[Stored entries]
=====

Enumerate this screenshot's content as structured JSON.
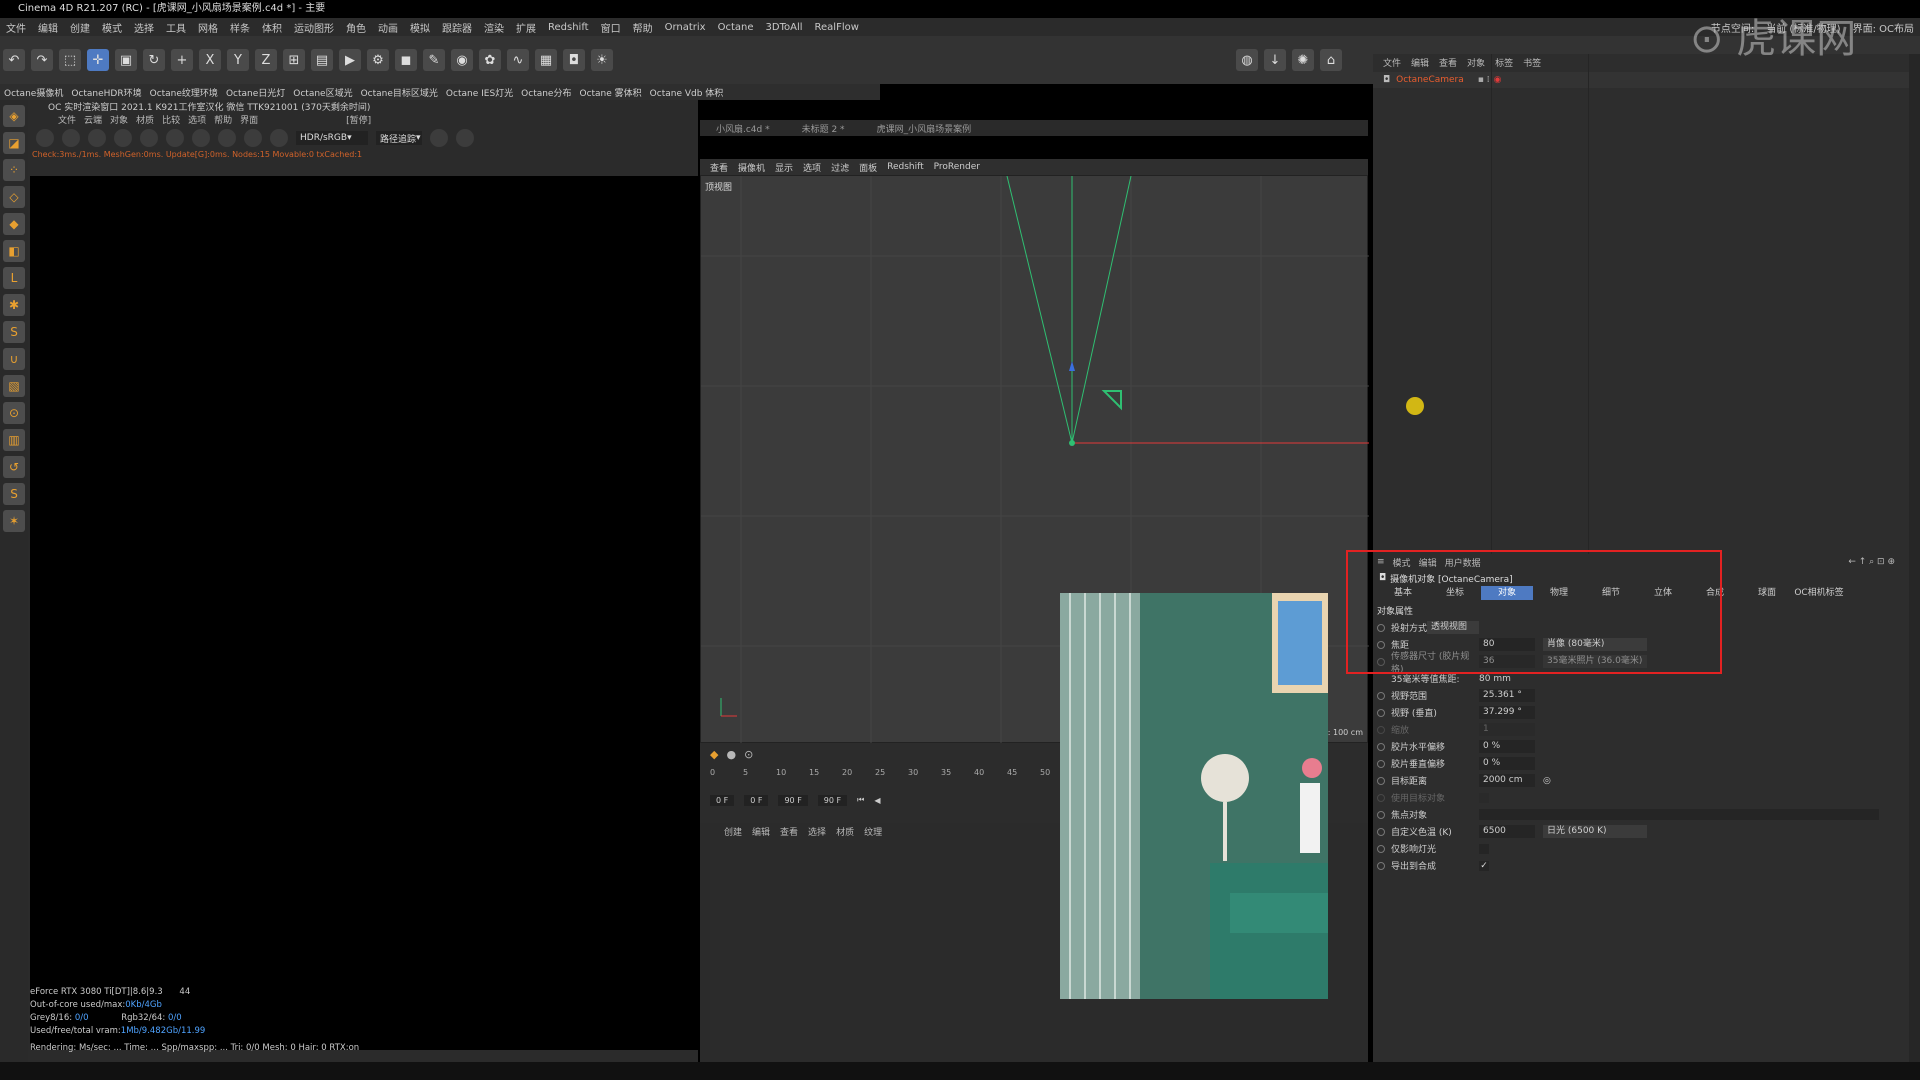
{
  "titlebar": {
    "title": "Cinema 4D R21.207 (RC) - [虎课网_小风扇场景案例.c4d *] - 主要"
  },
  "menubar": {
    "items": [
      "文件",
      "编辑",
      "创建",
      "模式",
      "选择",
      "工具",
      "网格",
      "样条",
      "体积",
      "运动图形",
      "角色",
      "动画",
      "模拟",
      "跟踪器",
      "渲染",
      "扩展",
      "Redshift",
      "窗口",
      "帮助",
      "Ornatrix",
      "Octane",
      "3DToAll",
      "RealFlow"
    ],
    "right_label": "节点空间:",
    "right_value": "当前 (标准/物理)",
    "right_suffix": "界面: OC布局"
  },
  "octbar": {
    "items": [
      "Octane摄像机",
      "OctaneHDR环境",
      "Octane纹理环境",
      "Octane日光灯",
      "Octane区域光",
      "Octane目标区域光",
      "Octane IES灯光",
      "Octane分布",
      "Octane 雾体积",
      "Octane Vdb 体积"
    ]
  },
  "ocpanel": {
    "header": "OC 实时渲染窗口 2021.1  K921工作室汉化 微信 TTK921001 (370天剩余时间)",
    "menu": [
      "文件",
      "云端",
      "对象",
      "材质",
      "比较",
      "选项",
      "帮助",
      "界面"
    ],
    "menu_tag": "[暂停]",
    "color_mode": "HDR/sRGB",
    "kernel": "路径追踪",
    "status": "Check:3ms./1ms. MeshGen:0ms. Update[G]:0ms. Nodes:15 Movable:0 txCached:1"
  },
  "stats": {
    "gpu": "eForce RTX 3080 Ti[DT]|8.6|9.3",
    "gpu_count": "44",
    "outofcore": "Out-of-core used/max:",
    "outofcore_val": "0Kb/4Gb",
    "grey": "Grey8/16:",
    "grey_val": "0/0",
    "rgb": "Rgb32/64:",
    "rgb_val": "0/0",
    "vram": "Used/free/total vram:",
    "vram_val": "1Mb/9.482Gb/11.99",
    "rendering": "Rendering:   Ms/sec: ...  Time: ...    Spp/maxspp: ...  Tri: 0/0  Mesh: 0    Hair: 0  RTX:on"
  },
  "vptabs": [
    "小风扇.c4d *",
    "未标题 2 *",
    "虎课网_小风扇场景案例"
  ],
  "vpmenu": [
    "查看",
    "摄像机",
    "显示",
    "选项",
    "过滤",
    "面板",
    "Redshift",
    "ProRender"
  ],
  "viewport": {
    "label": "顶视图",
    "scale": "网格间距 : 100 cm"
  },
  "timeline": {
    "ticks": [
      "0",
      "5",
      "10",
      "15",
      "20",
      "25",
      "30",
      "35",
      "40",
      "45",
      "50"
    ],
    "frame_start": "0 F",
    "frame_cur": "0 F",
    "frame_end": "90 F",
    "frame_end2": "90 F"
  },
  "matpanel": {
    "tabs": [
      "创建",
      "编辑",
      "查看",
      "选择",
      "材质",
      "纹理"
    ]
  },
  "objmanager": {
    "menu": [
      "文件",
      "编辑",
      "查看",
      "对象",
      "标签",
      "书签"
    ],
    "object": "OctaneCamera"
  },
  "attr": {
    "menu": [
      "模式",
      "编辑",
      "用户数据"
    ],
    "title": "摄像机对象 [OctaneCamera]",
    "tabs": [
      "基本",
      "坐标",
      "对象",
      "物理",
      "细节",
      "立体",
      "合成",
      "球面",
      "OC相机标签"
    ],
    "active_tab": "对象",
    "section": "对象属性",
    "projection_label": "投射方式",
    "projection_value": "透视视图",
    "focal_label": "焦距",
    "focal_value": "80",
    "focal_dd": "肖像 (80毫米)",
    "sensor_label": "传感器尺寸 (胶片规格)",
    "sensor_value": "36",
    "sensor_dd": "35毫米照片 (36.0毫米)",
    "equiv_label": "35毫米等值焦距:",
    "equiv_value": "80 mm",
    "fov_h_label": "视野范围",
    "fov_h_value": "25.361 °",
    "fov_v_label": "视野 (垂直)",
    "fov_v_value": "37.299 °",
    "zoom_label": "缩放",
    "zoom_value": "1",
    "offx_label": "胶片水平偏移",
    "offx_value": "0 %",
    "offy_label": "胶片垂直偏移",
    "offy_value": "0 %",
    "target_label": "目标距离",
    "target_value": "2000 cm",
    "usetarget_label": "使用目标对象",
    "focus_label": "焦点对象",
    "wb_label": "自定义色温 (K)",
    "wb_value": "6500",
    "wb_dd": "日光 (6500 K)",
    "affect_label": "仅影响灯光",
    "export_label": "导出到合成"
  },
  "colors": {
    "accent": "#4e7ac2",
    "highlight_box": "#e32222",
    "status_text": "#d0622a"
  }
}
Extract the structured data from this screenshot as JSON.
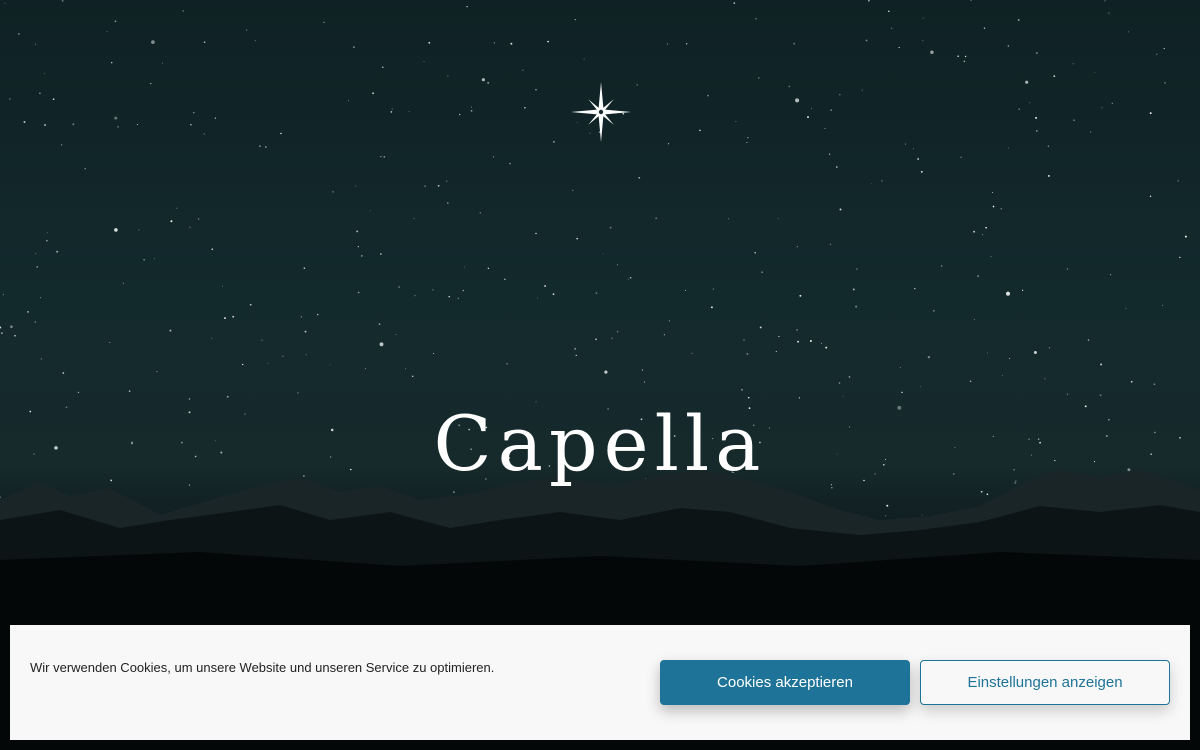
{
  "hero": {
    "title": "Capella",
    "logo_icon": "compass-star-icon"
  },
  "cookie_banner": {
    "message": "Wir verwenden Cookies, um unsere Website und unseren Service zu optimieren.",
    "accept_label": "Cookies akzeptieren",
    "settings_label": "Einstellungen anzeigen"
  },
  "colors": {
    "accent": "#1e7399",
    "banner_background": "#f8f8f8",
    "sky": "#132a2d"
  }
}
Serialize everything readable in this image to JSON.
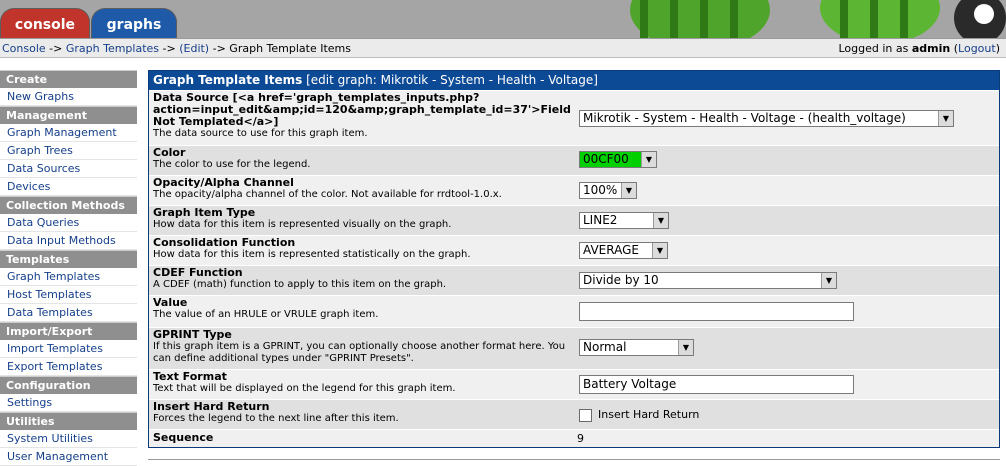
{
  "tabs": {
    "console": "console",
    "graphs": "graphs"
  },
  "breadcrumb": {
    "console": "Console",
    "sep1": " -> ",
    "templates": "Graph Templates",
    "sep2": " -> ",
    "edit": "(Edit)",
    "sep3": " -> ",
    "current": "Graph Template Items"
  },
  "login": {
    "prefix": "Logged in as ",
    "user": "admin",
    "open": " (",
    "logout": "Logout",
    "close": ")"
  },
  "sidebar": [
    {
      "type": "head",
      "label": "Create"
    },
    {
      "type": "item",
      "label": "New Graphs"
    },
    {
      "type": "head",
      "label": "Management"
    },
    {
      "type": "item",
      "label": "Graph Management"
    },
    {
      "type": "item",
      "label": "Graph Trees"
    },
    {
      "type": "item",
      "label": "Data Sources"
    },
    {
      "type": "item",
      "label": "Devices"
    },
    {
      "type": "head",
      "label": "Collection Methods"
    },
    {
      "type": "item",
      "label": "Data Queries"
    },
    {
      "type": "item",
      "label": "Data Input Methods"
    },
    {
      "type": "head",
      "label": "Templates"
    },
    {
      "type": "item",
      "label": "Graph Templates"
    },
    {
      "type": "item",
      "label": "Host Templates"
    },
    {
      "type": "item",
      "label": "Data Templates"
    },
    {
      "type": "head",
      "label": "Import/Export"
    },
    {
      "type": "item",
      "label": "Import Templates"
    },
    {
      "type": "item",
      "label": "Export Templates"
    },
    {
      "type": "head",
      "label": "Configuration"
    },
    {
      "type": "item",
      "label": "Settings"
    },
    {
      "type": "head",
      "label": "Utilities"
    },
    {
      "type": "item",
      "label": "System Utilities"
    },
    {
      "type": "item",
      "label": "User Management"
    }
  ],
  "panel": {
    "title": "Graph Template Items",
    "subtitle": " [edit graph: Mikrotik - System - Health - Voltage]"
  },
  "form": {
    "data_source": {
      "label": "Data Source [<a href='graph_templates_inputs.php?action=input_edit&amp;id=120&amp;graph_template_id=37'>Field Not Templated</a>]",
      "desc": "The data source to use for this graph item.",
      "value": "Mikrotik - System - Health - Voltage - (health_voltage)"
    },
    "color": {
      "label": "Color",
      "desc": "The color to use for the legend.",
      "value": "00CF00",
      "swatch": "#00cf00"
    },
    "opacity": {
      "label": "Opacity/Alpha Channel",
      "desc": "The opacity/alpha channel of the color. Not available for rrdtool-1.0.x.",
      "value": "100%"
    },
    "item_type": {
      "label": "Graph Item Type",
      "desc": "How data for this item is represented visually on the graph.",
      "value": "LINE2"
    },
    "consolidation": {
      "label": "Consolidation Function",
      "desc": "How data for this item is represented statistically on the graph.",
      "value": "AVERAGE"
    },
    "cdef": {
      "label": "CDEF Function",
      "desc": "A CDEF (math) function to apply to this item on the graph.",
      "value": "Divide by 10"
    },
    "value": {
      "label": "Value",
      "desc": "The value of an HRULE or VRULE graph item.",
      "value": ""
    },
    "gprint": {
      "label": "GPRINT Type",
      "desc": "If this graph item is a GPRINT, you can optionally choose another format here. You can define additional types under \"GPRINT Presets\".",
      "value": "Normal"
    },
    "text_format": {
      "label": "Text Format",
      "desc": "Text that will be displayed on the legend for this graph item.",
      "value": "Battery Voltage"
    },
    "hard_return": {
      "label": "Insert Hard Return",
      "desc": "Forces the legend to the next line after this item.",
      "checkbox_label": "Insert Hard Return"
    },
    "sequence": {
      "label": "Sequence",
      "value": "9"
    }
  }
}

=====

**Problem to solve**
Looking at the data above, show all lines where the word "represented" occurs.

**Result**
      "desc": "How data for this item is represented visually on the graph.",
      "desc": "How data for this item is represented statistically on the graph.",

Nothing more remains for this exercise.